### GOAL OF THE EXERCISE
Copy out every line of the data below that contains the string "current". Treat uppercase and lowercase letters as different.

--- Start of ITEMS ---

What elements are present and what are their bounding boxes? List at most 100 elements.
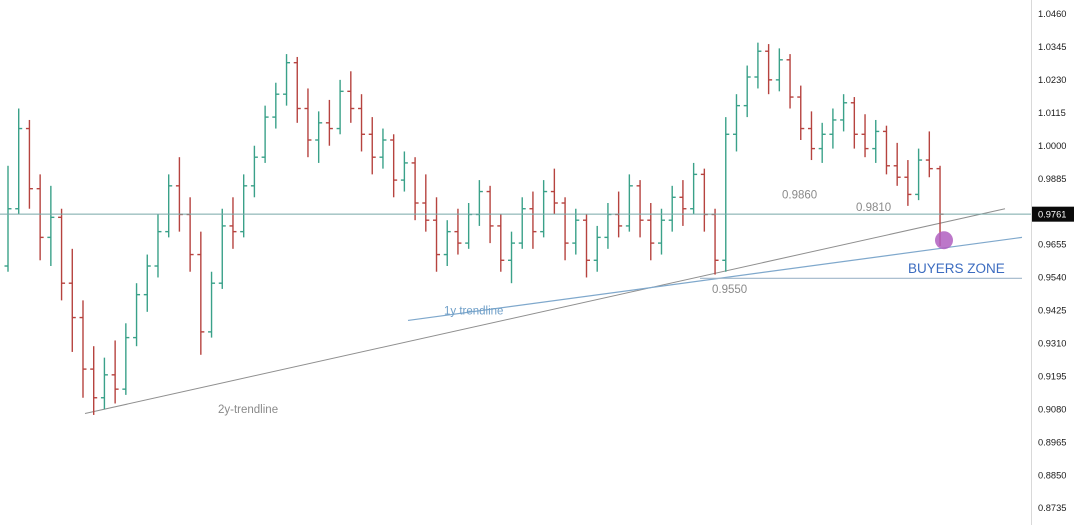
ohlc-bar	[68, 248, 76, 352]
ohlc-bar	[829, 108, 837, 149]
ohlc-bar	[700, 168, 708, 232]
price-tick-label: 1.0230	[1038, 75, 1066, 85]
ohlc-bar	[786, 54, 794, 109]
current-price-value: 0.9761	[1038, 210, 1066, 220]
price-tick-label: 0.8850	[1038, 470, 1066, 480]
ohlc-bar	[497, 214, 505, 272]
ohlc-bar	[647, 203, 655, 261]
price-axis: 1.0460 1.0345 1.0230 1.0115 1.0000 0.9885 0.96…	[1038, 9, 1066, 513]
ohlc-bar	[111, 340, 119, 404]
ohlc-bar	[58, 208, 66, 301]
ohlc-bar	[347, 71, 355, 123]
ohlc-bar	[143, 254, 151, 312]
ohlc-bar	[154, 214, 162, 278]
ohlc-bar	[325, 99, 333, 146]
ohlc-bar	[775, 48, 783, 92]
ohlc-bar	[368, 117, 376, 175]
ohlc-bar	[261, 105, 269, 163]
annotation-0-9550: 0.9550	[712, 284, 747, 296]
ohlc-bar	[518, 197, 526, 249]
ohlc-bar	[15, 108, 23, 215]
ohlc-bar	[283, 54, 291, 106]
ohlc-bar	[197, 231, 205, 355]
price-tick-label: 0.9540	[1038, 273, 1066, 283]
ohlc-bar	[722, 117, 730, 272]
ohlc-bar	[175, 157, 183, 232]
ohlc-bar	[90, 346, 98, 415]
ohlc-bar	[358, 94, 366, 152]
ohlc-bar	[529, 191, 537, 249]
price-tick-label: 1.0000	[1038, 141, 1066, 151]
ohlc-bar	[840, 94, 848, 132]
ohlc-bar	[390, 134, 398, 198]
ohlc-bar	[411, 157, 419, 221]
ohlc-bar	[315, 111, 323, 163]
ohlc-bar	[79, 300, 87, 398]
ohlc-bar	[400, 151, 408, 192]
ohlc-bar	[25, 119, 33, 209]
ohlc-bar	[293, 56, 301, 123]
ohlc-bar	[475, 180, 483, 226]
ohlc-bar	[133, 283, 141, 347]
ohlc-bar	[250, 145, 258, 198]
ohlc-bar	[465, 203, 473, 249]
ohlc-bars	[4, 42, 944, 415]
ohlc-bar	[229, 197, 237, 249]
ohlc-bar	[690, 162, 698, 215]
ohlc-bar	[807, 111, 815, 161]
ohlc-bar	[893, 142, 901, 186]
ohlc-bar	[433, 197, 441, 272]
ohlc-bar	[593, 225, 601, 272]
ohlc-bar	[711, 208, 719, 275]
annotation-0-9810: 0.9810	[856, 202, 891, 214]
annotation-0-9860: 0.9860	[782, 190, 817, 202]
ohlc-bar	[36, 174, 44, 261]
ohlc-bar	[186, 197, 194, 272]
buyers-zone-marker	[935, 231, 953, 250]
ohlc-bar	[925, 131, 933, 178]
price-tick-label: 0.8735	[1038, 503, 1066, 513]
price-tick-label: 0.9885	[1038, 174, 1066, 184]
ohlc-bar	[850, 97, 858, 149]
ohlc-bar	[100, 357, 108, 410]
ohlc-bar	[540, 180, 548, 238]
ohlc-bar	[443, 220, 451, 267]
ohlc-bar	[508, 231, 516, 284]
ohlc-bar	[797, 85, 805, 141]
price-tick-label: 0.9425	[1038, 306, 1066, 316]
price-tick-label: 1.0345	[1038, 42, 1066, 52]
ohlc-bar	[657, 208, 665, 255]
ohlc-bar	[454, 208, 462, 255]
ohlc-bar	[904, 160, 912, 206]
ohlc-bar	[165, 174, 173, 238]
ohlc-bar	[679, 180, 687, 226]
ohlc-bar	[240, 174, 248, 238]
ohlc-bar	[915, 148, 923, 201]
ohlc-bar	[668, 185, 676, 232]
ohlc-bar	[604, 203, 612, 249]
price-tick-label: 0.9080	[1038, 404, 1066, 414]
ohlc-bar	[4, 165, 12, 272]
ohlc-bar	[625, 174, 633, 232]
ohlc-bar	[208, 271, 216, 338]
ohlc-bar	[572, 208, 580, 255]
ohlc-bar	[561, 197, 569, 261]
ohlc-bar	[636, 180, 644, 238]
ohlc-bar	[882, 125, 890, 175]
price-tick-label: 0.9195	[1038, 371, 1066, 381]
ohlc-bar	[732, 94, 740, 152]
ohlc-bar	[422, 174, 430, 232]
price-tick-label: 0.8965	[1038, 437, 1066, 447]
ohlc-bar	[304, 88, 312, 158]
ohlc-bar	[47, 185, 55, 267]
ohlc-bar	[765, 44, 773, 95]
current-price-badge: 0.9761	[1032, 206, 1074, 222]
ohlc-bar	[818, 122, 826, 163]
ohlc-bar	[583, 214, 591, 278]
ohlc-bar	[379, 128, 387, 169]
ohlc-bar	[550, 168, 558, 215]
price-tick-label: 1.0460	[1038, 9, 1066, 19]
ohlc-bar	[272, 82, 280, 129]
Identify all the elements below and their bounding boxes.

--- End of ITEMS ---
--- Start of ITEMS ---

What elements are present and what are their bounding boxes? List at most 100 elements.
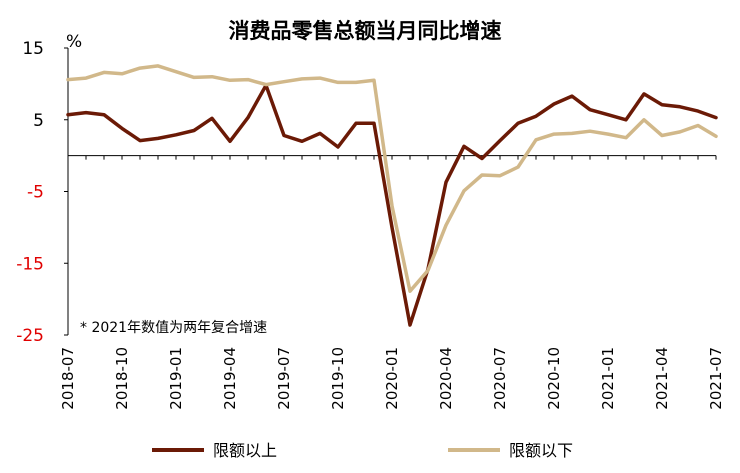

--- End of ITEMS ---
--- Start of ITEMS ---

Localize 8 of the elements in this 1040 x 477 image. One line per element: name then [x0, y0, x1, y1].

--- End of ITEMS ---

### ANSWER FOR THIS EXERCISE
current-price-value: 0.9761	[1038, 210, 1066, 220]
current-price-badge: 0.9761	[1032, 206, 1074, 222]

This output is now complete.